> _Set problem_: Present the following entries again, word for word and in full.

> _Extracted data_:
──────
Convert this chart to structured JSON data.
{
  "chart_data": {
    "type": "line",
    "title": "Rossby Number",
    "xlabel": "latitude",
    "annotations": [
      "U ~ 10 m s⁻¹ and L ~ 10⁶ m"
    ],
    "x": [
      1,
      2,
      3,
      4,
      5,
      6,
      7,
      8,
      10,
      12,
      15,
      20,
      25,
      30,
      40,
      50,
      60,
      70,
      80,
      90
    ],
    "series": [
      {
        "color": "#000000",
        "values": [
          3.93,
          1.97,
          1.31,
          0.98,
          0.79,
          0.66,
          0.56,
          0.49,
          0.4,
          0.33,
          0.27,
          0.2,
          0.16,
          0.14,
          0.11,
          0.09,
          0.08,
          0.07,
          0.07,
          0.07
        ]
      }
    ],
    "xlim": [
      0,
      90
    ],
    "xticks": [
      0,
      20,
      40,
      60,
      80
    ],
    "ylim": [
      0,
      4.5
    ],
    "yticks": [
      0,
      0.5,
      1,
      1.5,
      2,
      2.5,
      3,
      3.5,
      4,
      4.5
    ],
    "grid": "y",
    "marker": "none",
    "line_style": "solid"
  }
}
──────
> _Completed task_:
Convert this chart to structured JSON data.
{
  "chart_data": {
    "type": "line",
    "title": "Rossby Number",
    "xlabel": "latitude",
    "annotations": [
      "U ~ 10 m s⁻¹ and L ~ 10⁶ m"
    ],
    "x": [
      1,
      2,
      3,
      4,
      5,
      6,
      7,
      8,
      10,
      12,
      15,
      20,
      25,
      30,
      40,
      50,
      60,
      70,
      80,
      90
    ],
    "series": [
      {
        "color": "#000000",
        "values": [
          3.93,
          1.97,
          1.31,
          0.98,
          0.79,
          0.66,
          0.56,
          0.49,
          0.4,
          0.33,
          0.27,
          0.2,
          0.16,
          0.14,
          0.11,
          0.09,
          0.08,
          0.07,
          0.07,
          0.07
        ]
      }
    ],
    "xlim": [
      0,
      90
    ],
    "xticks": [
      0,
      20,
      40,
      60,
      80
    ],
    "ylim": [
      0,
      4.5
    ],
    "yticks": [
      0,
      0.5,
      1,
      1.5,
      2,
      2.5,
      3,
      3.5,
      4,
      4.5
    ],
    "grid": "y",
    "marker": "none",
    "line_style": "solid"
  }
}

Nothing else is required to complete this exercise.